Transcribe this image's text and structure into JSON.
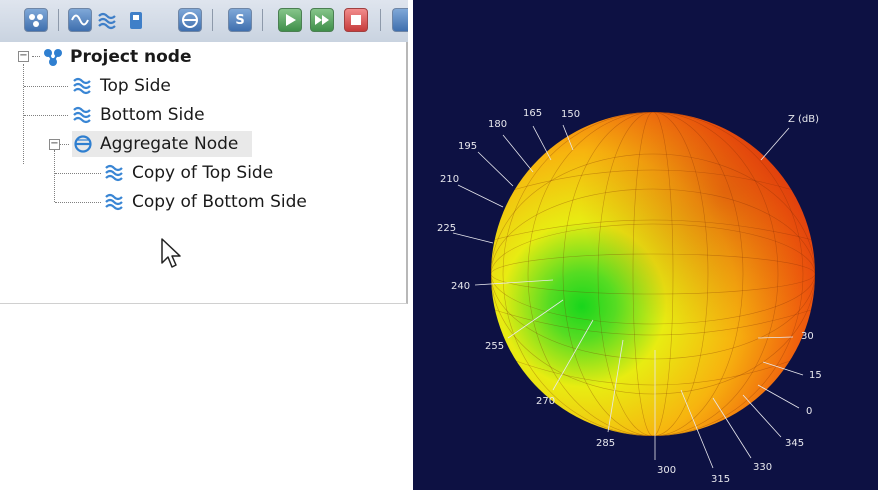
{
  "tree": {
    "items": [
      {
        "label": "Project node",
        "icon": "project-node-icon",
        "bold": true
      },
      {
        "label": "Top Side",
        "icon": "wave-icon"
      },
      {
        "label": "Bottom Side",
        "icon": "wave-icon"
      },
      {
        "label": "Aggregate Node",
        "icon": "aggregate-node-icon"
      },
      {
        "label": "Copy of Top Side",
        "icon": "wave-icon"
      },
      {
        "label": "Copy of Bottom Side",
        "icon": "wave-icon"
      }
    ]
  },
  "toolbar": {
    "buttons": [
      {
        "icon": "project-node-icon"
      },
      {
        "icon": "sine-wave-icon"
      },
      {
        "icon": "multi-wave-icon"
      },
      {
        "icon": "device-icon"
      },
      {
        "icon": "aggregate-icon"
      },
      {
        "icon": "s-icon",
        "text": "S"
      },
      {
        "icon": "play-icon"
      },
      {
        "icon": "fast-forward-icon"
      },
      {
        "icon": "stop-icon"
      }
    ]
  },
  "plot": {
    "axis_label": "Z (dB)",
    "angle_labels": [
      "165",
      "150",
      "180",
      "195",
      "210",
      "225",
      "240",
      "255",
      "270",
      "285",
      "300",
      "315",
      "330",
      "345",
      "0",
      "15",
      "30"
    ],
    "colors": {
      "background": "#0d1143",
      "high": "#e01a10",
      "mid": "#f4ee10",
      "low": "#1ed81e"
    }
  }
}
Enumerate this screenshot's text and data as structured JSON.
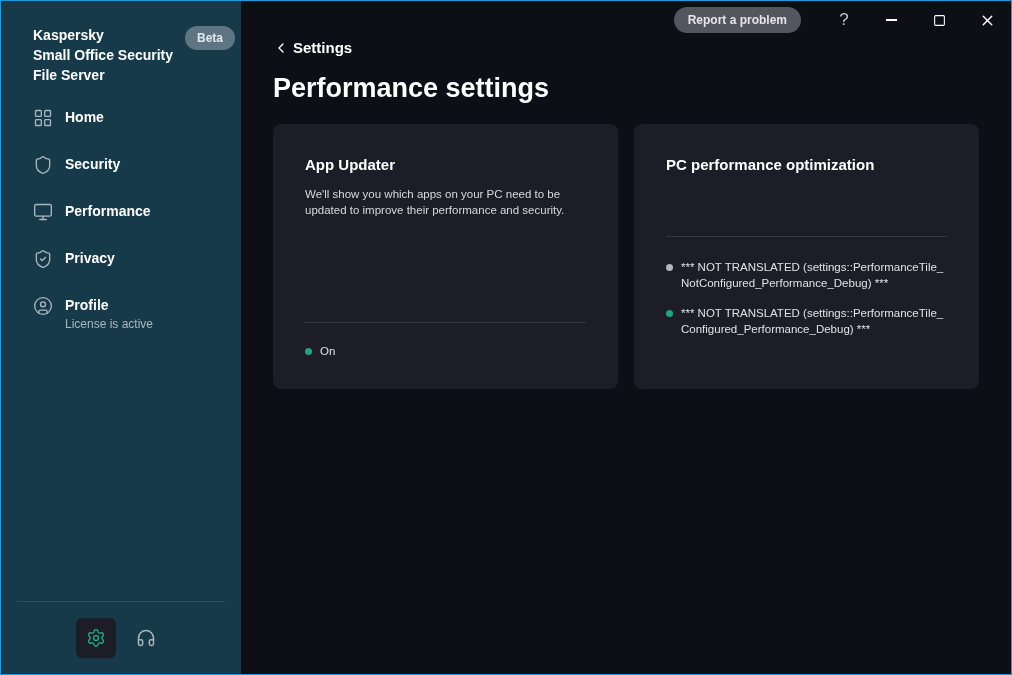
{
  "sidebar": {
    "product_lines": [
      "Kaspersky",
      "Small Office Security",
      "File Server"
    ],
    "badge": "Beta",
    "items": [
      {
        "kind": "home",
        "label": "Home"
      },
      {
        "kind": "security",
        "label": "Security"
      },
      {
        "kind": "performance",
        "label": "Performance"
      },
      {
        "kind": "privacy",
        "label": "Privacy"
      },
      {
        "kind": "profile",
        "label": "Profile",
        "subtitle": "License is active"
      }
    ],
    "bottom_buttons": [
      {
        "kind": "settings",
        "selected": true
      },
      {
        "kind": "support",
        "selected": false
      }
    ]
  },
  "title_bar": {
    "report_button": "Report a problem",
    "help": "?"
  },
  "back_link": "Settings",
  "page_title": "Performance settings",
  "cards": [
    {
      "title": "App Updater",
      "description": "We'll show you which apps on your PC need to be updated to improve their performance and security.",
      "statuses": [
        {
          "text": "On",
          "color": "#1fa386"
        }
      ]
    },
    {
      "title": "PC performance optimization",
      "statuses": [
        {
          "text": "*** NOT TRANSLATED (settings::PerformanceTile_NotConfigured_Performance_Debug) ***",
          "color": "#b4b6bd"
        },
        {
          "text": "*** NOT TRANSLATED (settings::PerformanceTile_Configured_Performance_Debug) ***",
          "color": "#1fa386"
        }
      ]
    }
  ]
}
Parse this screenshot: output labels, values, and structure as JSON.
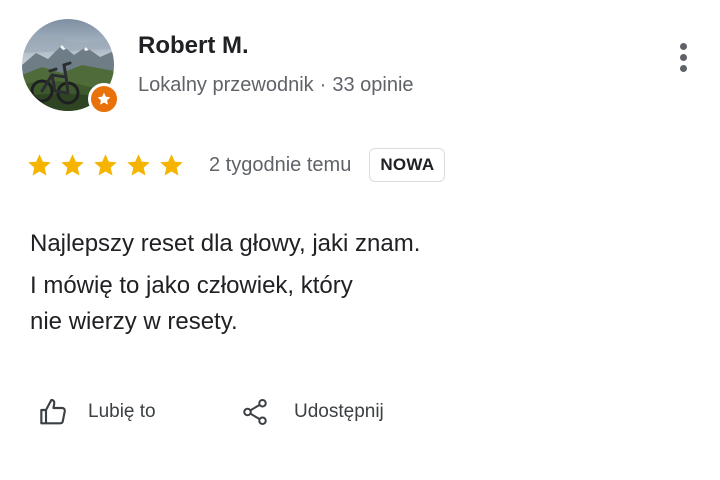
{
  "author": {
    "name": "Robert M.",
    "role": "Lokalny przewodnik",
    "separator": "·",
    "reviews_count": "33 opinie",
    "avatar_icon": "mountain-bike-photo",
    "badge_icon": "local-guide-star-icon",
    "badge_color": "#e8710a"
  },
  "menu": {
    "icon": "more-vertical-icon"
  },
  "rating": {
    "stars": 5,
    "max_stars": 5,
    "star_color": "#f4b400",
    "time": "2 tygodnie temu",
    "badge": "NOWA"
  },
  "review": {
    "line1": "Najlepszy reset dla głowy, jaki znam.",
    "line2": "I mówię to jako człowiek, który",
    "line3": "nie wierzy w resety."
  },
  "actions": {
    "like_label": "Lubię to",
    "like_icon": "thumb-up-icon",
    "share_label": "Udostępnij",
    "share_icon": "share-icon"
  }
}
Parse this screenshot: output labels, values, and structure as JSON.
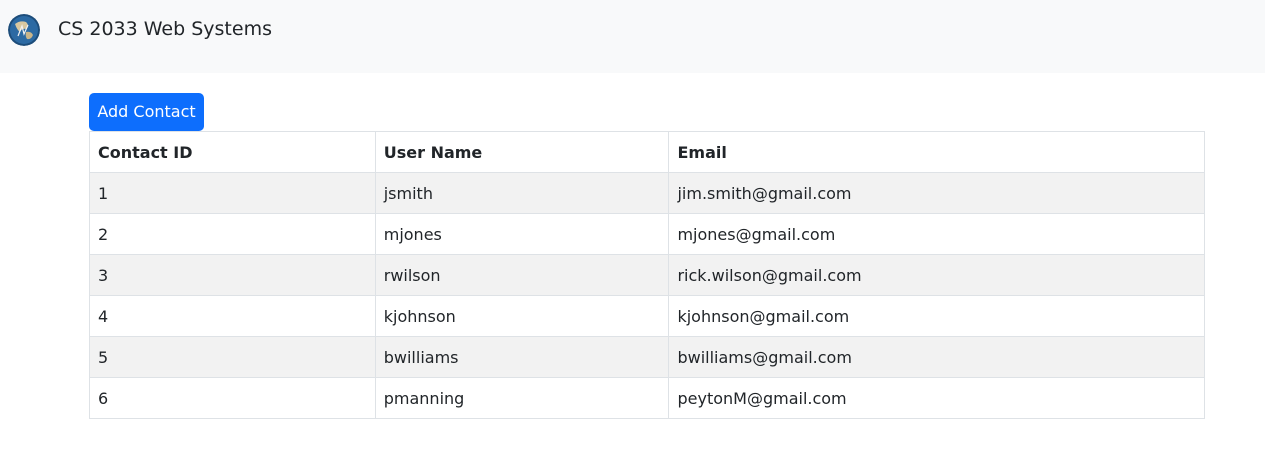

___

== The problem ==
Repeat the data exactly, excluding the pictures.

== Task result ==
Transcribe this image's text and structure into JSON.
{
  "tree": {
    "items": [
      {
        "label": "Project node",
        "icon": "project-node-icon",
        "bold": true
      },
      {
        "label": "Top Side",
        "icon": "wave-icon"
      },
      {
        "label": "Bottom Side",
        "icon": "wave-icon"
      },
      {
        "label": "Aggregate Node",
        "icon": "aggregate-node-icon"
      },
      {
        "label": "Copy of Top Side",
        "icon": "wave-icon"
      },
      {
        "label": "Copy of Bottom Side",
        "icon": "wave-icon"
      }
    ]
  },
  "toolbar": {
    "buttons": [
      {
        "icon": "project-node-icon"
      },
      {
        "icon": "sine-wave-icon"
      },
      {
        "icon": "multi-wave-icon"
      },
      {
        "icon": "device-icon"
      },
      {
        "icon": "aggregate-icon"
      },
      {
        "icon": "s-icon",
        "text": "S"
      },
      {
        "icon": "play-icon"
      },
      {
        "icon": "fast-forward-icon"
      },
      {
        "icon": "stop-icon"
      }
    ]
  },
  "plot": {
    "axis_label": "Z (dB)",
    "angle_labels": [
      "165",
      "150",
      "180",
      "195",
      "210",
      "225",
      "240",
      "255",
      "270",
      "285",
      "300",
      "315",
      "330",
      "345",
      "0",
      "15",
      "30"
    ],
    "colors": {
      "background": "#0d1143",
      "high": "#e01a10",
      "mid": "#f4ee10",
      "low": "#1ed81e"
    }
  }
}
Enumerate this screenshot's text and data as structured JSON.
{
  "sidebar": {
    "product_lines": [
      "Kaspersky",
      "Small Office Security",
      "File Server"
    ],
    "badge": "Beta",
    "items": [
      {
        "kind": "home",
        "label": "Home"
      },
      {
        "kind": "security",
        "label": "Security"
      },
      {
        "kind": "performance",
        "label": "Performance"
      },
      {
        "kind": "privacy",
        "label": "Privacy"
      },
      {
        "kind": "profile",
        "label": "Profile",
        "subtitle": "License is active"
      }
    ],
    "bottom_buttons": [
      {
        "kind": "settings",
        "selected": true
      },
      {
        "kind": "support",
        "selected": false
      }
    ]
  },
  "title_bar": {
    "report_button": "Report a problem",
    "help": "?"
  },
  "back_link": "Settings",
  "page_title": "Performance settings",
  "cards": [
    {
      "title": "App Updater",
      "description": "We'll show you which apps on your PC need to be updated to improve their performance and security.",
      "statuses": [
        {
          "text": "On",
          "color": "#1fa386"
        }
      ]
    },
    {
      "title": "PC performance optimization",
      "statuses": [
        {
          "text": "*** NOT TRANSLATED (settings::PerformanceTile_NotConfigured_Performance_Debug) ***",
          "color": "#b4b6bd"
        },
        {
          "text": "*** NOT TRANSLATED (settings::PerformanceTile_Configured_Performance_Debug) ***",
          "color": "#1fa386"
        }
      ]
    }
  ]
}
Parse this screenshot: output labels, values, and structure as JSON.
{
  "author": {
    "name": "Robert M.",
    "role": "Lokalny przewodnik",
    "separator": "·",
    "reviews_count": "33 opinie",
    "avatar_icon": "mountain-bike-photo",
    "badge_icon": "local-guide-star-icon",
    "badge_color": "#e8710a"
  },
  "menu": {
    "icon": "more-vertical-icon"
  },
  "rating": {
    "stars": 5,
    "max_stars": 5,
    "star_color": "#f4b400",
    "time": "2 tygodnie temu",
    "badge": "NOWA"
  },
  "review": {
    "line1": "Najlepszy reset dla głowy, jaki znam.",
    "line2": "I mówię to jako człowiek, który",
    "line3": "nie wierzy w resety."
  },
  "actions": {
    "like_label": "Lubię to",
    "like_icon": "thumb-up-icon",
    "share_label": "Udostępnij",
    "share_icon": "share-icon"
  }
}
Parse this screenshot: output labels, values, and structure as JSON.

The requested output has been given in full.